DATASET ENTRIES:
"""

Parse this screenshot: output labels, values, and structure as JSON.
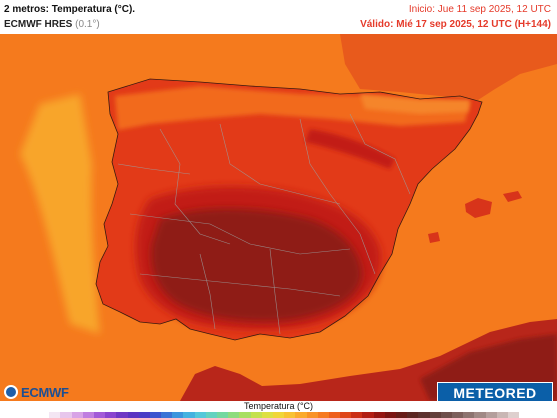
{
  "header": {
    "title": "2 metros: Temperatura (°C).",
    "model": "ECMWF HRES",
    "resolution": "(0.1°)",
    "init": "Inicio: Jue 11 sep 2025, 12 UTC",
    "valid": "Válido: Mié 17 sep 2025, 12 UTC (H+144)"
  },
  "logos": {
    "ecmwf": "ECMWF",
    "meteored": "METEORED"
  },
  "legend": {
    "title": "Temperatura (°C)",
    "colors": [
      "#ffffff",
      "#f3e6f3",
      "#e7c6ec",
      "#d8a3e6",
      "#c07ee0",
      "#a35ad8",
      "#8a44cf",
      "#6f37c5",
      "#5a34c2",
      "#4a3dc6",
      "#3c55cf",
      "#3a74d6",
      "#3c95dd",
      "#45b2e0",
      "#55c8da",
      "#64d2c0",
      "#74d8a0",
      "#8ddc7e",
      "#a8df62",
      "#c4e14e",
      "#dde043",
      "#f0d63a",
      "#f8c233",
      "#fbaa2c",
      "#f99226",
      "#f67a20",
      "#ee5f1c",
      "#df4519",
      "#cc2f16",
      "#b21e14",
      "#951612",
      "#7b1512",
      "#671c17",
      "#5c2722",
      "#5d322e",
      "#63403c",
      "#6e4f4b",
      "#7c605c",
      "#8d7470",
      "#a08985",
      "#b49f9c",
      "#c9b7b4",
      "#ded0ce"
    ]
  },
  "map_colors": {
    "sea": "#f57a1d",
    "sea_cool": "#f8a52c",
    "warm": "#e23a18",
    "hot": "#c21f14",
    "very_hot": "#8f1a13",
    "mild": "#f26a1e",
    "borders": "#9c9c9c"
  }
}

"""

DIRECTIVE:
Identify every line where the string "Temperatura" appears.

REPLY TO THE EXERCISE:
    "title": "2 metros: Temperatura (°C).",
    "title": "Temperatura (°C)",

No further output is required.